● REQUIRED TASK:
Give the entries again exactly, every one of them.

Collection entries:
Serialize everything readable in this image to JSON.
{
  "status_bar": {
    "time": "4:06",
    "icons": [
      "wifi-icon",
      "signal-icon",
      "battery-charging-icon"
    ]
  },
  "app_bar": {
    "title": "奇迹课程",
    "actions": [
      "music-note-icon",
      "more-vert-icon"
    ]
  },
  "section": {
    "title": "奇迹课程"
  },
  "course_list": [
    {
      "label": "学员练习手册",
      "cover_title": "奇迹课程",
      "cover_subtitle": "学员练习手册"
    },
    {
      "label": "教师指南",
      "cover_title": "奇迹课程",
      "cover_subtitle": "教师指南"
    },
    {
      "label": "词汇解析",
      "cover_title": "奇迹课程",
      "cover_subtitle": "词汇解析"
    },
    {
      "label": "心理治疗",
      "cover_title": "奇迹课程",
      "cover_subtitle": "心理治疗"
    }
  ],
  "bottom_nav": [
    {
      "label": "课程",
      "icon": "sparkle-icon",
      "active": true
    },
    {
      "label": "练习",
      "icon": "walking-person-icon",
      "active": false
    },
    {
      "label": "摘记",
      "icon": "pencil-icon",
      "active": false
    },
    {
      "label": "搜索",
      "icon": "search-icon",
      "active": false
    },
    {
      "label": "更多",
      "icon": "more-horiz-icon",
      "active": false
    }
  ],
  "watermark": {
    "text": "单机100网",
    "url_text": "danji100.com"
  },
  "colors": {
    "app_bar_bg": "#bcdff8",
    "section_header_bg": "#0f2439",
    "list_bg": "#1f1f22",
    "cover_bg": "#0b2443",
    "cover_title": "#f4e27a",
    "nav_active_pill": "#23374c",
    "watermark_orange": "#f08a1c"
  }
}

● RESPONSE TO THIS TASK:
Serialize everything readable in this image to JSON.
{
  "status_bar": {
    "time": "4:06",
    "icons": [
      "wifi-icon",
      "signal-icon",
      "battery-charging-icon"
    ]
  },
  "app_bar": {
    "title": "奇迹课程",
    "actions": [
      "music-note-icon",
      "more-vert-icon"
    ]
  },
  "section": {
    "title": "奇迹课程"
  },
  "course_list": [
    {
      "label": "学员练习手册",
      "cover_title": "奇迹课程",
      "cover_subtitle": "学员练习手册"
    },
    {
      "label": "教师指南",
      "cover_title": "奇迹课程",
      "cover_subtitle": "教师指南"
    },
    {
      "label": "词汇解析",
      "cover_title": "奇迹课程",
      "cover_subtitle": "词汇解析"
    },
    {
      "label": "心理治疗",
      "cover_title": "奇迹课程",
      "cover_subtitle": "心理治疗"
    }
  ],
  "bottom_nav": [
    {
      "label": "课程",
      "icon": "sparkle-icon",
      "active": true
    },
    {
      "label": "练习",
      "icon": "walking-person-icon",
      "active": false
    },
    {
      "label": "摘记",
      "icon": "pencil-icon",
      "active": false
    },
    {
      "label": "搜索",
      "icon": "search-icon",
      "active": false
    },
    {
      "label": "更多",
      "icon": "more-horiz-icon",
      "active": false
    }
  ],
  "watermark": {
    "text": "单机100网",
    "url_text": "danji100.com"
  },
  "colors": {
    "app_bar_bg": "#bcdff8",
    "section_header_bg": "#0f2439",
    "list_bg": "#1f1f22",
    "cover_bg": "#0b2443",
    "cover_title": "#f4e27a",
    "nav_active_pill": "#23374c",
    "watermark_orange": "#f08a1c"
  }
}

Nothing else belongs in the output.